TASK REQUIREMENTS: No images are to be carried over; print all other material exactly as it stands.

Source records
[start]

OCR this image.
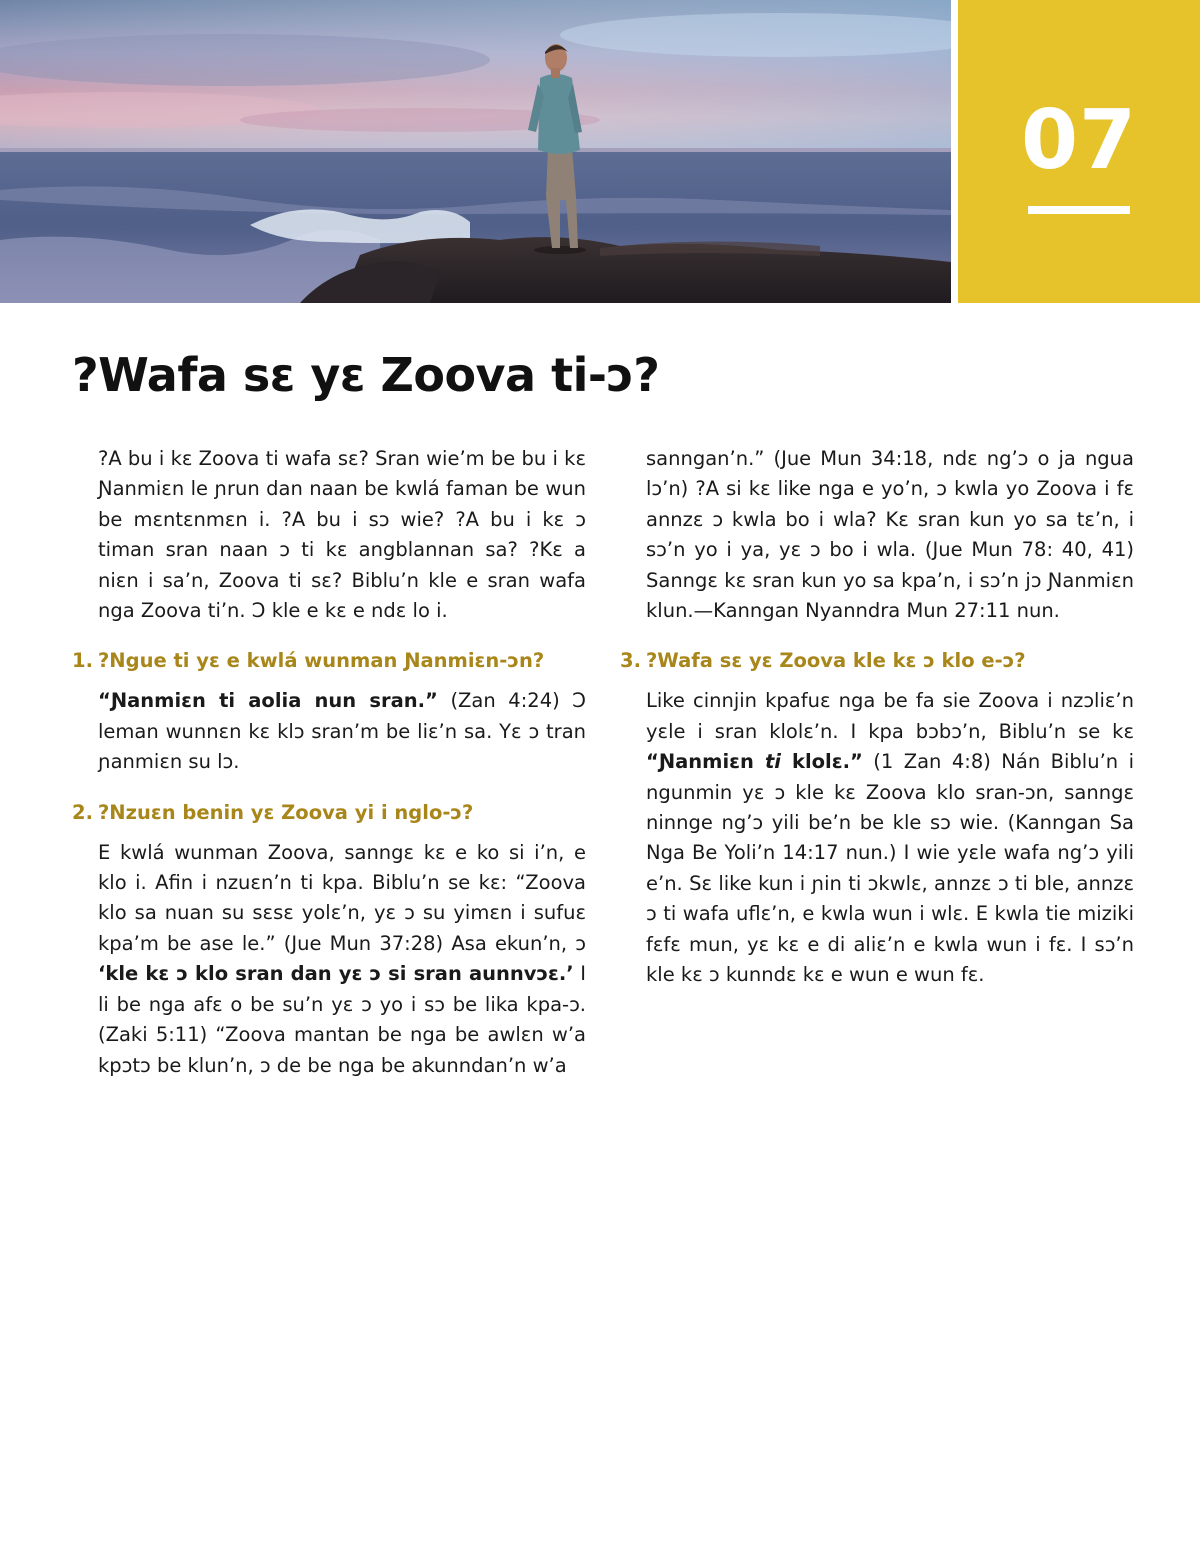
07
?Wafa sɛ yɛ Zoova ti-ɔ?

?A bu i kɛ Zoova ti wafa sɛ? Sran wie’m be bu i kɛ Ɲanmiɛn le ɲrun dan naan be kwlá faman be wun be mɛntɛnmɛn i. ?A bu i sɔ wie? ?A bu i kɛ ɔ timan sran naan ɔ ti kɛ angblannan sa? ?Kɛ a niɛn i sa’n, Zoova ti sɛ? Biblu’n kle e sran wafa nga Zoova ti’n. Ɔ kle e kɛ e ndɛ lo i.

1. ?Ngue ti yɛ e kwlá wunman Ɲanmiɛn-ɔn?

“Ɲanmiɛn ti aolia nun sran.” (Zan 4:24) Ɔ leman wunnɛn kɛ klɔ sran’m be liɛ’n sa. Yɛ ɔ tran ɲanmiɛn su lɔ.

2. ?Nzuɛn benin yɛ Zoova yi i nglo-ɔ?

E kwlá wunman Zoova, sanngɛ kɛ e ko si i’n, e klo i. Afin i nzuɛn’n ti kpa. Biblu’n se kɛ: “Zoova klo sa nuan su sɛsɛ yolɛ’n, yɛ ɔ su yimɛn i sufuɛ kpa’m be ase le.” (Jue Mun 37:28) Asa ekun’n, ɔ ‘kle kɛ ɔ klo sran dan yɛ ɔ si sran aunnvɔɛ.’ I li be nga afɛ o be su’n yɛ ɔ yo i sɔ be lika kpa-ɔ. (Zaki 5:11) “Zoova mantan be nga be awlɛn w’a kpɔtɔ be klun’n, ɔ de be nga be akunndan’n w’a

sanngan’n.” (Jue Mun 34:18, ndɛ ng’ɔ o ja ngua lɔ’n) ?A si kɛ like nga e yo’n, ɔ kwla yo Zoova i fɛ annzɛ ɔ kwla bo i wla? Kɛ sran kun yo sa tɛ’n, i sɔ’n yo i ya, yɛ ɔ bo i wla. (Jue Mun 78: 40, 41) Sanngɛ kɛ sran kun yo sa kpa’n, i sɔ’n jɔ Ɲanmiɛn klun.—Kanngan Nyanndra Mun 27:11 nun.

3. ?Wafa sɛ yɛ Zoova kle kɛ ɔ klo e-ɔ?

Like cinnjin kpafuɛ nga be fa sie Zoova i nzɔliɛ’n yɛle i sran klolɛ’n. I kpa bɔbɔ’n, Biblu’n se kɛ “Ɲanmiɛn ti klolɛ.” (1 Zan 4:8) Nán Biblu’n i ngunmin yɛ ɔ kle kɛ Zoova klo sran-ɔn, sanngɛ ninnge ng’ɔ yili be’n be kle sɔ wie. (Kanngan Sa Nga Be Yoli’n 14:17 nun.) I wie yɛle wafa ng’ɔ yili e’n. Sɛ like kun i ɲin ti ɔkwlɛ, annzɛ ɔ ti ble, annzɛ ɔ ti wafa uflɛ’n, e kwla wun i wlɛ. E kwla tie miziki fɛfɛ mun, yɛ kɛ e di aliɛ’n e kwla wun i fɛ. I sɔ’n kle kɛ ɔ kunndɛ kɛ e wun e wun fɛ.
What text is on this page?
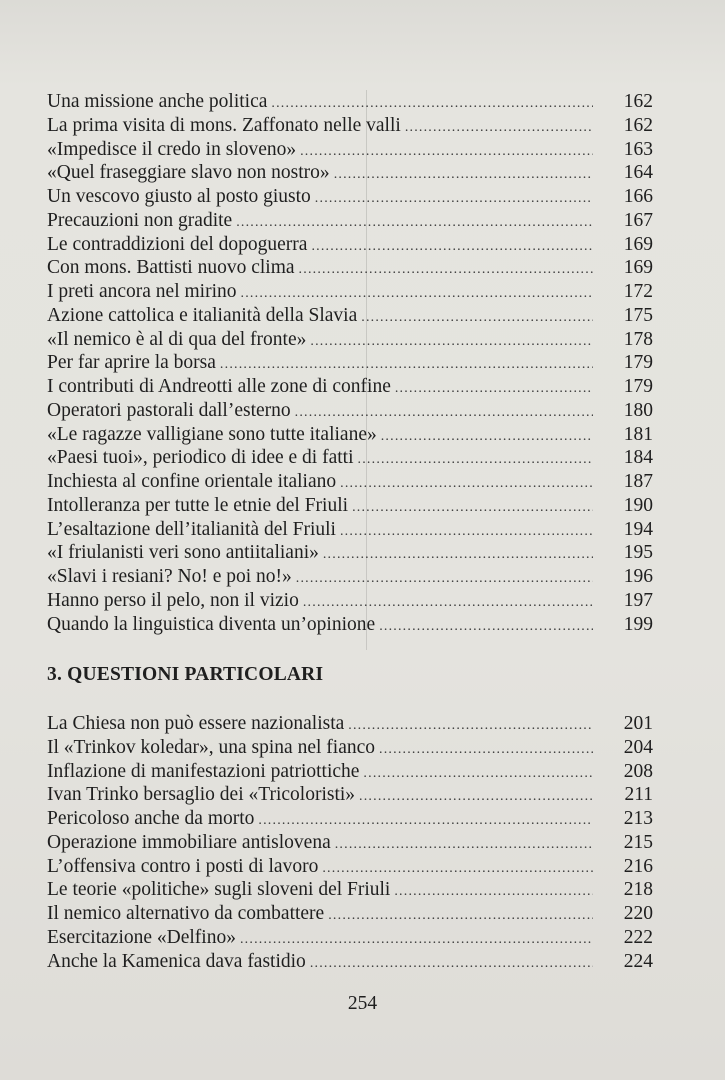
Una missione anche politica .....	162
La prima visita di mons. Zaffonato nelle valli .....	162
«Impedisce il credo in sloveno» .....	163
«Quel fraseggiare slavo non nostro» .....	164
Un vescovo giusto al posto giusto .....	166
Precauzioni non gradite .....	167
Le contraddizioni del dopoguerra .....	169
Con mons. Battisti nuovo clima .....	169
I preti ancora nel mirino .....	172
Azione cattolica e italianità della Slavia .....	175
«Il nemico è al di qua del fronte» .....	178
Per far aprire la borsa .....	179
I contributi di Andreotti alle zone di confine .....	179
Operatori pastorali dall’esterno .....	180
«Le ragazze valligiane sono tutte italiane» .....	181
«Paesi tuoi», periodico di idee e di fatti .....	184
Inchiesta al confine orientale italiano .....	187
Intolleranza per tutte le etnie del Friuli .....	190
L’esaltazione dell’italianità del Friuli .....	194
«I friulanisti veri sono antiitaliani» .....	195
«Slavi i resiani? No! e poi no!» .....	196
Hanno perso il pelo, non il vizio .....	197
Quando la linguistica diventa un’opinione .....	199
3. QUESTIONI PARTICOLARI
La Chiesa non può essere nazionalista .....	201
Il «Trinkov koledar», una spina nel fianco .....	204
Inflazione di manifestazioni patriottiche .....	208
Ivan Trinko bersaglio dei «Tricoloristi» .....	211
Pericoloso anche da morto .....	213
Operazione immobiliare antislovena .....	215
L’offensiva contro i posti di lavoro .....	216
Le teorie «politiche» sugli sloveni del Friuli .....	218
Il nemico alternativo da combattere .....	220
Esercitazione «Delfino» .....	222
Anche la Kamenica dava fastidio .....	224
254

[end]

REPLY TO THE EXERCISE:
OCR this image.
07
?Wafa sɛ yɛ Zoova ti-ɔ?

?A bu i kɛ Zoova ti wafa sɛ? Sran wie’m be bu i kɛ Ɲanmiɛn le ɲrun dan naan be kwlá faman be wun be mɛntɛnmɛn i. ?A bu i sɔ wie? ?A bu i kɛ ɔ timan sran naan ɔ ti kɛ angblannan sa? ?Kɛ a niɛn i sa’n, Zoova ti sɛ? Biblu’n kle e sran wafa nga Zoova ti’n. Ɔ kle e kɛ e ndɛ lo i.

1. ?Ngue ti yɛ e kwlá wunman Ɲanmiɛn-ɔn?

“Ɲanmiɛn ti aolia nun sran.” (Zan 4:24) Ɔ leman wunnɛn kɛ klɔ sran’m be liɛ’n sa. Yɛ ɔ tran ɲanmiɛn su lɔ.

2. ?Nzuɛn benin yɛ Zoova yi i nglo-ɔ?

E kwlá wunman Zoova, sanngɛ kɛ e ko si i’n, e klo i. Afin i nzuɛn’n ti kpa. Biblu’n se kɛ: “Zoova klo sa nuan su sɛsɛ yolɛ’n, yɛ ɔ su yimɛn i sufuɛ kpa’m be ase le.” (Jue Mun 37:28) Asa ekun’n, ɔ ‘kle kɛ ɔ klo sran dan yɛ ɔ si sran aunnvɔɛ.’ I li be nga afɛ o be su’n yɛ ɔ yo i sɔ be lika kpa-ɔ. (Zaki 5:11) “Zoova mantan be nga be awlɛn w’a kpɔtɔ be klun’n, ɔ de be nga be akunndan’n w’a

sanngan’n.” (Jue Mun 34:18, ndɛ ng’ɔ o ja ngua lɔ’n) ?A si kɛ like nga e yo’n, ɔ kwla yo Zoova i fɛ annzɛ ɔ kwla bo i wla? Kɛ sran kun yo sa tɛ’n, i sɔ’n yo i ya, yɛ ɔ bo i wla. (Jue Mun 78: 40, 41) Sanngɛ kɛ sran kun yo sa kpa’n, i sɔ’n jɔ Ɲanmiɛn klun.—Kanngan Nyanndra Mun 27:11 nun.

3. ?Wafa sɛ yɛ Zoova kle kɛ ɔ klo e-ɔ?

Like cinnjin kpafuɛ nga be fa sie Zoova i nzɔliɛ’n yɛle i sran klolɛ’n. I kpa bɔbɔ’n, Biblu’n se kɛ “Ɲanmiɛn ti klolɛ.” (1 Zan 4:8) Nán Biblu’n i ngunmin yɛ ɔ kle kɛ Zoova klo sran-ɔn, sanngɛ ninnge ng’ɔ yili be’n be kle sɔ wie. (Kanngan Sa Nga Be Yoli’n 14:17 nun.) I wie yɛle wafa ng’ɔ yili e’n. Sɛ like kun i ɲin ti ɔkwlɛ, annzɛ ɔ ti ble, annzɛ ɔ ti wafa uflɛ’n, e kwla wun i wlɛ. E kwla tie miziki fɛfɛ mun, yɛ kɛ e di aliɛ’n e kwla wun i fɛ. I sɔ’n kle kɛ ɔ kunndɛ kɛ e wun e wun fɛ.
What text is on this page?
Una missione anche politica .....	162
La prima visita di mons. Zaffonato nelle valli .....	162
«Impedisce il credo in sloveno» .....	163
«Quel fraseggiare slavo non nostro» .....	164
Un vescovo giusto al posto giusto .....	166
Precauzioni non gradite .....	167
Le contraddizioni del dopoguerra .....	169
Con mons. Battisti nuovo clima .....	169
I preti ancora nel mirino .....	172
Azione cattolica e italianità della Slavia .....	175
«Il nemico è al di qua del fronte» .....	178
Per far aprire la borsa .....	179
I contributi di Andreotti alle zone di confine .....	179
Operatori pastorali dall’esterno .....	180
«Le ragazze valligiane sono tutte italiane» .....	181
«Paesi tuoi», periodico di idee e di fatti .....	184
Inchiesta al confine orientale italiano .....	187
Intolleranza per tutte le etnie del Friuli .....	190
L’esaltazione dell’italianità del Friuli .....	194
«I friulanisti veri sono antiitaliani» .....	195
«Slavi i resiani? No! e poi no!» .....	196
Hanno perso il pelo, non il vizio .....	197
Quando la linguistica diventa un’opinione .....	199
3. QUESTIONI PARTICOLARI
La Chiesa non può essere nazionalista .....	201
Il «Trinkov koledar», una spina nel fianco .....	204
Inflazione di manifestazioni patriottiche .....	208
Ivan Trinko bersaglio dei «Tricoloristi» .....	211
Pericoloso anche da morto .....	213
Operazione immobiliare antislovena .....	215
L’offensiva contro i posti di lavoro .....	216
Le teorie «politiche» sugli sloveni del Friuli .....	218
Il nemico alternativo da combattere .....	220
Esercitazione «Delfino» .....	222
Anche la Kamenica dava fastidio .....	224
254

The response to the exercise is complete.